Goal of the exercise: All of the entries must be reproduced exactly, with no images carried over.

***** Dataset extract

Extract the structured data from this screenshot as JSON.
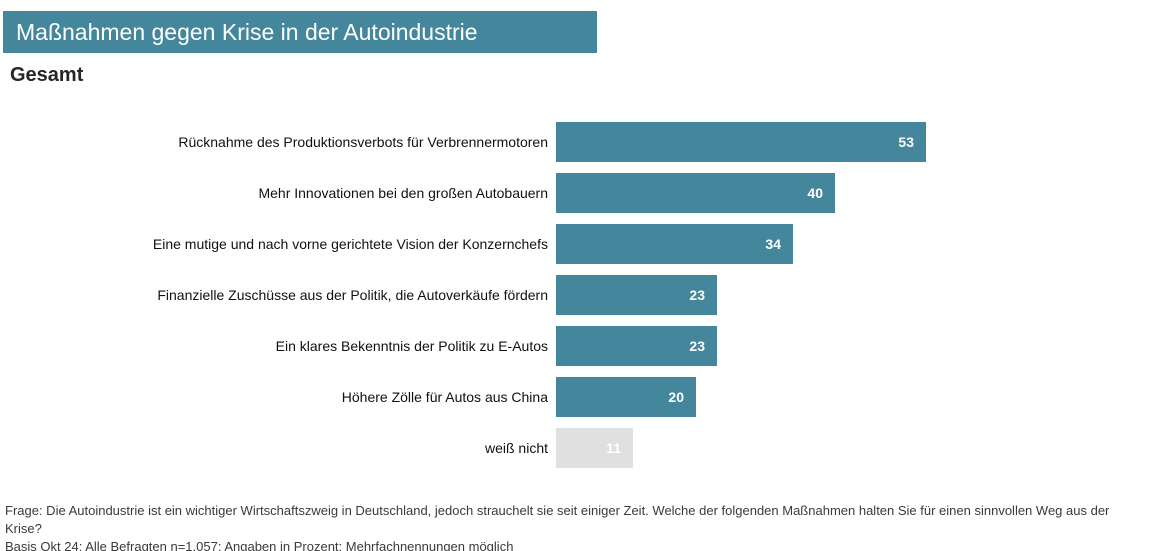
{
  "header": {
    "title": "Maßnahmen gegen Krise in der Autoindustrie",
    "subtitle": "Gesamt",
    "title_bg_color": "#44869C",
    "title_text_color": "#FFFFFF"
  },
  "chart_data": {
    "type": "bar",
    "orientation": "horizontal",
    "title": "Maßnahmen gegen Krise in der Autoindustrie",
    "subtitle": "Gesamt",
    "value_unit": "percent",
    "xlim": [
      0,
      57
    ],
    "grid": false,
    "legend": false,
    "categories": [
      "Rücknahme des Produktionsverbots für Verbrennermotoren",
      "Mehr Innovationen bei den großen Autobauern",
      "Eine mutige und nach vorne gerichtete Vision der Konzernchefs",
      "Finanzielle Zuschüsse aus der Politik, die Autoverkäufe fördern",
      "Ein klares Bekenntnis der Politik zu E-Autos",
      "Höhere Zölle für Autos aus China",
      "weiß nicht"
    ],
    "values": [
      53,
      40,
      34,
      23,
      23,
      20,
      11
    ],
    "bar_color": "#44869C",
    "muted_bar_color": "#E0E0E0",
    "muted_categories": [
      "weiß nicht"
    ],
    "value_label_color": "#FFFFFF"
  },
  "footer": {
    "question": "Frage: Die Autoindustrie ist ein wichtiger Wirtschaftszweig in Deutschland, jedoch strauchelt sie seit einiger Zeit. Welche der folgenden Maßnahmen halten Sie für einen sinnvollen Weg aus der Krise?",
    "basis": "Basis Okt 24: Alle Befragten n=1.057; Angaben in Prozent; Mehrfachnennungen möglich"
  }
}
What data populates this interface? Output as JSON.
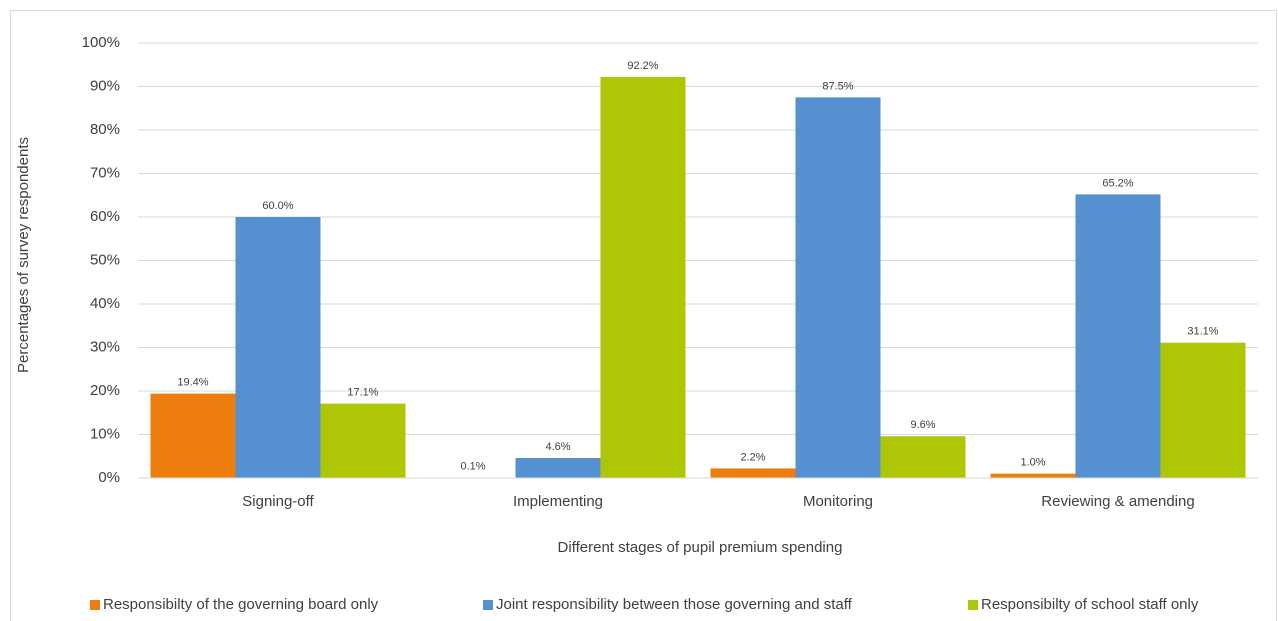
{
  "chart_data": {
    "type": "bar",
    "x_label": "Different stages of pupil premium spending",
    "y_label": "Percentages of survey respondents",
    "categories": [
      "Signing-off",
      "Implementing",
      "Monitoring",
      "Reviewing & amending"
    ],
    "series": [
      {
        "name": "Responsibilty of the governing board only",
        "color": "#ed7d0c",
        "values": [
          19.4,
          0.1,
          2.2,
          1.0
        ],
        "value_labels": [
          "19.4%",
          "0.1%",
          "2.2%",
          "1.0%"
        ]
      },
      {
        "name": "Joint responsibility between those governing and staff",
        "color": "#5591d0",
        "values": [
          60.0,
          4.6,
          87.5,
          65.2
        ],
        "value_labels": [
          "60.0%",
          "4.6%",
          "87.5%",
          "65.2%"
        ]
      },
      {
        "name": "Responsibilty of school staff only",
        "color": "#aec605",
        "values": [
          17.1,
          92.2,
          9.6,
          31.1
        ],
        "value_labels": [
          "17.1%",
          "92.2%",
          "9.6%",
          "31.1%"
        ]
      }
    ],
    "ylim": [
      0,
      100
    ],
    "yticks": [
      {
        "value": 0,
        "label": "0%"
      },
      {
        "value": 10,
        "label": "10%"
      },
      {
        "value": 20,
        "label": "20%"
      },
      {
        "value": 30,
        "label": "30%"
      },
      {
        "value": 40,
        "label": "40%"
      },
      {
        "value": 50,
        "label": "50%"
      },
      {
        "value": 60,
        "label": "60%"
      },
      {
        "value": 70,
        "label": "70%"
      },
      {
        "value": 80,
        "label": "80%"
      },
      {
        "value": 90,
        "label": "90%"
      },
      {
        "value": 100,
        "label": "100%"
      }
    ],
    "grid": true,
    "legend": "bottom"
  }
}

**********

Exercise result:
Extract the structured data from this screenshot as JSON.
{
  "header": {
    "title": "Maßnahmen gegen Krise in der Autoindustrie",
    "subtitle": "Gesamt",
    "title_bg_color": "#44869C",
    "title_text_color": "#FFFFFF"
  },
  "chart_data": {
    "type": "bar",
    "orientation": "horizontal",
    "title": "Maßnahmen gegen Krise in der Autoindustrie",
    "subtitle": "Gesamt",
    "value_unit": "percent",
    "xlim": [
      0,
      57
    ],
    "grid": false,
    "legend": false,
    "categories": [
      "Rücknahme des Produktionsverbots für Verbrennermotoren",
      "Mehr Innovationen bei den großen Autobauern",
      "Eine mutige und nach vorne gerichtete Vision der Konzernchefs",
      "Finanzielle Zuschüsse aus der Politik, die Autoverkäufe fördern",
      "Ein klares Bekenntnis der Politik zu E-Autos",
      "Höhere Zölle für Autos aus China",
      "weiß nicht"
    ],
    "values": [
      53,
      40,
      34,
      23,
      23,
      20,
      11
    ],
    "bar_color": "#44869C",
    "muted_bar_color": "#E0E0E0",
    "muted_categories": [
      "weiß nicht"
    ],
    "value_label_color": "#FFFFFF"
  },
  "footer": {
    "question": "Frage: Die Autoindustrie ist ein wichtiger Wirtschaftszweig in Deutschland, jedoch strauchelt sie seit einiger Zeit. Welche der folgenden Maßnahmen halten Sie für einen sinnvollen Weg aus der Krise?",
    "basis": "Basis Okt 24: Alle Befragten n=1.057; Angaben in Prozent; Mehrfachnennungen möglich"
  }
}
What data populates this interface? Output as JSON.
{
  "chart_data": {
    "type": "bar",
    "x_label": "Different stages of pupil premium spending",
    "y_label": "Percentages of survey respondents",
    "categories": [
      "Signing-off",
      "Implementing",
      "Monitoring",
      "Reviewing & amending"
    ],
    "series": [
      {
        "name": "Responsibilty of the governing board only",
        "color": "#ed7d0c",
        "values": [
          19.4,
          0.1,
          2.2,
          1.0
        ],
        "value_labels": [
          "19.4%",
          "0.1%",
          "2.2%",
          "1.0%"
        ]
      },
      {
        "name": "Joint responsibility between those governing and staff",
        "color": "#5591d0",
        "values": [
          60.0,
          4.6,
          87.5,
          65.2
        ],
        "value_labels": [
          "60.0%",
          "4.6%",
          "87.5%",
          "65.2%"
        ]
      },
      {
        "name": "Responsibilty of school staff only",
        "color": "#aec605",
        "values": [
          17.1,
          92.2,
          9.6,
          31.1
        ],
        "value_labels": [
          "17.1%",
          "92.2%",
          "9.6%",
          "31.1%"
        ]
      }
    ],
    "ylim": [
      0,
      100
    ],
    "yticks": [
      {
        "value": 0,
        "label": "0%"
      },
      {
        "value": 10,
        "label": "10%"
      },
      {
        "value": 20,
        "label": "20%"
      },
      {
        "value": 30,
        "label": "30%"
      },
      {
        "value": 40,
        "label": "40%"
      },
      {
        "value": 50,
        "label": "50%"
      },
      {
        "value": 60,
        "label": "60%"
      },
      {
        "value": 70,
        "label": "70%"
      },
      {
        "value": 80,
        "label": "80%"
      },
      {
        "value": 90,
        "label": "90%"
      },
      {
        "value": 100,
        "label": "100%"
      }
    ],
    "grid": true,
    "legend": "bottom"
  }
}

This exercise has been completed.